======== Given records ========

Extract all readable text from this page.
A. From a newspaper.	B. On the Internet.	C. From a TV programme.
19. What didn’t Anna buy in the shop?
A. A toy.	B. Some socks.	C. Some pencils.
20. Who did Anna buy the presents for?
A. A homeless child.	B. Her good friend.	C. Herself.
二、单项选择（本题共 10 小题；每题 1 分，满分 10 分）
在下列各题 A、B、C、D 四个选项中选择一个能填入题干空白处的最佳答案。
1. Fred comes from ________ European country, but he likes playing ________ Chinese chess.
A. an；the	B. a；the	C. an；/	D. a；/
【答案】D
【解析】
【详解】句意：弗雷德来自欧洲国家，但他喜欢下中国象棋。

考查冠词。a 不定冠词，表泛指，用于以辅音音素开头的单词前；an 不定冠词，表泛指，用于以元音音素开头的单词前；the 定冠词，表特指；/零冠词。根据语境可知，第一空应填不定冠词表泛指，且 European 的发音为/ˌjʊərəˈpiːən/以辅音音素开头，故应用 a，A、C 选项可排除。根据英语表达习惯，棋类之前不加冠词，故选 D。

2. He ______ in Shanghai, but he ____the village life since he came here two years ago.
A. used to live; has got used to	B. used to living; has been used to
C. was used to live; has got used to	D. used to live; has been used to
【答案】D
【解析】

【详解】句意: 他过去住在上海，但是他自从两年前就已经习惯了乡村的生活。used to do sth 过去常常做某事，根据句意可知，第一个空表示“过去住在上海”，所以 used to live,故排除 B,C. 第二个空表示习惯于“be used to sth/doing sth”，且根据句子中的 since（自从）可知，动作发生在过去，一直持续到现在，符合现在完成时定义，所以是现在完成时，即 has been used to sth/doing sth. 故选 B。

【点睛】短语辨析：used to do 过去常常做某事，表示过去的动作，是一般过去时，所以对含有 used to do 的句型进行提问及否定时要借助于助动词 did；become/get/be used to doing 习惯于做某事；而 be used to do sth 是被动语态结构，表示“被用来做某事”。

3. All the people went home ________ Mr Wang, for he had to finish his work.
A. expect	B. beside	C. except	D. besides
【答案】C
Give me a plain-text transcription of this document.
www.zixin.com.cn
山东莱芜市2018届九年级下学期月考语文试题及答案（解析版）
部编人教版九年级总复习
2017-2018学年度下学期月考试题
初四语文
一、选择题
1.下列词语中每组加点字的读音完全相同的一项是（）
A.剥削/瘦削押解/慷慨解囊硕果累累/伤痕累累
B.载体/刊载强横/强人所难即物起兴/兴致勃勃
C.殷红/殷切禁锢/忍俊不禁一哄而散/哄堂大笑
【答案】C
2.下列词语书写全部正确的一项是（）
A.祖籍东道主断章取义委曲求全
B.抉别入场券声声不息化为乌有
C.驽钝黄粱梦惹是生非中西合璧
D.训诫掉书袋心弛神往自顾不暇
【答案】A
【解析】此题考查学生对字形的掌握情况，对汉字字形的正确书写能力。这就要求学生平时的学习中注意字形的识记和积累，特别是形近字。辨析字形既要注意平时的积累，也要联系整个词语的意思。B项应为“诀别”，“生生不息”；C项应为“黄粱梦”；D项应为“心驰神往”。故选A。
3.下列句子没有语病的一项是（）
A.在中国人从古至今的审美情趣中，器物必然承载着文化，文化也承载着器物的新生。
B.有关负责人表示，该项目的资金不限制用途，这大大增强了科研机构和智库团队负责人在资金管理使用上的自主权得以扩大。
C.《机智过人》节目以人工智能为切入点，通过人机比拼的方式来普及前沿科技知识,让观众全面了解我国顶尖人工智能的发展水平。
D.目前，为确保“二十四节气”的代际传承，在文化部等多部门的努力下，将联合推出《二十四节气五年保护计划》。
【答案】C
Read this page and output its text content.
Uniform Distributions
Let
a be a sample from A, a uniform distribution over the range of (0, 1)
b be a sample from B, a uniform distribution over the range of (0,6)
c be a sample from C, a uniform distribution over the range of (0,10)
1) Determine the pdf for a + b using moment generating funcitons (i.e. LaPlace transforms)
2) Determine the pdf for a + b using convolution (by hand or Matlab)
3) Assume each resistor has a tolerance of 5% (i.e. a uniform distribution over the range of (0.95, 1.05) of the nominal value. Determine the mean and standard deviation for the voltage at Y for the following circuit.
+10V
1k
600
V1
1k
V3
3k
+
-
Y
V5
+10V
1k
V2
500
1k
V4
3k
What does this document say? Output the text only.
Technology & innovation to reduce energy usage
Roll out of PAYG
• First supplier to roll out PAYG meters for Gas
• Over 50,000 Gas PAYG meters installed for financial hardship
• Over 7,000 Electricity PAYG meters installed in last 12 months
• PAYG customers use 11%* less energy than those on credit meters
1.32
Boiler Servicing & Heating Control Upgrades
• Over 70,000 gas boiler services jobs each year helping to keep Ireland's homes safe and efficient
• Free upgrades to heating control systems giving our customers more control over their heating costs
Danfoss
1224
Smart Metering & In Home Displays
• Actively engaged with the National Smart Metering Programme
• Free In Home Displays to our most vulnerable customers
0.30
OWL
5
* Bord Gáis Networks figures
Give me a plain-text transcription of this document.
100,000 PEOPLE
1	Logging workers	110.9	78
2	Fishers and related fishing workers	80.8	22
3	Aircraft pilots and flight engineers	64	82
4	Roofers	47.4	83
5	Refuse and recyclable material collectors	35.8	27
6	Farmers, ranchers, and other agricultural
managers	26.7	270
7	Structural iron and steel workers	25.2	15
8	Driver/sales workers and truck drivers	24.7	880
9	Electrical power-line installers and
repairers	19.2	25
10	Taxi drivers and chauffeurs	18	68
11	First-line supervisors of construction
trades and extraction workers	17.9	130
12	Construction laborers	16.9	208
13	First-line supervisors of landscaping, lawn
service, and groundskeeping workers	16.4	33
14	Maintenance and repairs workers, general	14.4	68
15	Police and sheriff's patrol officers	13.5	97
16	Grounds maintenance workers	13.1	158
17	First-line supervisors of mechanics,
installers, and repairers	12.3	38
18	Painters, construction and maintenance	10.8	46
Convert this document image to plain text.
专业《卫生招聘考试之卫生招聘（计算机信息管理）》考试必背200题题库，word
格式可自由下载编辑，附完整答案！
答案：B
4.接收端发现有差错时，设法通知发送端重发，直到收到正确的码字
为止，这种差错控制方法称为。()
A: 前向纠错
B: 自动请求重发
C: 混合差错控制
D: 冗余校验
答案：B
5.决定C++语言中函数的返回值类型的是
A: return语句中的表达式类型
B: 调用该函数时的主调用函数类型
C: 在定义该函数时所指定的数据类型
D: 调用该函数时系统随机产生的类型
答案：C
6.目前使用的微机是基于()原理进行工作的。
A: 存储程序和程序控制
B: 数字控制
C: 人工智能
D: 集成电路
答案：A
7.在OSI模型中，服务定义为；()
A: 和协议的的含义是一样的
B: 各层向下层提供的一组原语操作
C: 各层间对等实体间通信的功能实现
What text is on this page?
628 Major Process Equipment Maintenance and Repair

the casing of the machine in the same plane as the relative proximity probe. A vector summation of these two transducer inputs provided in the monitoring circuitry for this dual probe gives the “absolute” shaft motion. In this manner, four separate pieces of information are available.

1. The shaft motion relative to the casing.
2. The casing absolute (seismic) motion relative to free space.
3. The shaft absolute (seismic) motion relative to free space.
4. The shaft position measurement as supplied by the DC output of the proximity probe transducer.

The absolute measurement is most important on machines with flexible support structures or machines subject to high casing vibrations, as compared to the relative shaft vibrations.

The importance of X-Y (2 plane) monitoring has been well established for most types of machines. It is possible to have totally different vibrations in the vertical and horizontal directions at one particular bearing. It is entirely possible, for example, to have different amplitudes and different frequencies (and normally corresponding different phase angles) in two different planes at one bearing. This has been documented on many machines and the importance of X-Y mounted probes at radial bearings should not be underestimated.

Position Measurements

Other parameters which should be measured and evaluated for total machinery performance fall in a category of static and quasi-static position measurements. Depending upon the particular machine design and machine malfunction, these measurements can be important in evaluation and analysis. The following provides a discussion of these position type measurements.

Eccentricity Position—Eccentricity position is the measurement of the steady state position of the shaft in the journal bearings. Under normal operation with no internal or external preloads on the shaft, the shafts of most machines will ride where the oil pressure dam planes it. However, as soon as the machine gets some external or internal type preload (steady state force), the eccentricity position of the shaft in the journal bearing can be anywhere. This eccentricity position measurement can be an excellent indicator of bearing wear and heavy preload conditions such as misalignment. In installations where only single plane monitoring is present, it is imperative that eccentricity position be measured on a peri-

========

### Problem statement:
Look through the entries above and list every line containing "PAYG".

### Complete response:
Roll out of PAYG
• First supplier to roll out PAYG meters for Gas
• Over 50,000 Gas PAYG meters installed for financial hardship
• Over 7,000 Electricity PAYG meters installed in last 12 months
• PAYG customers use 11%* less energy than those on credit meters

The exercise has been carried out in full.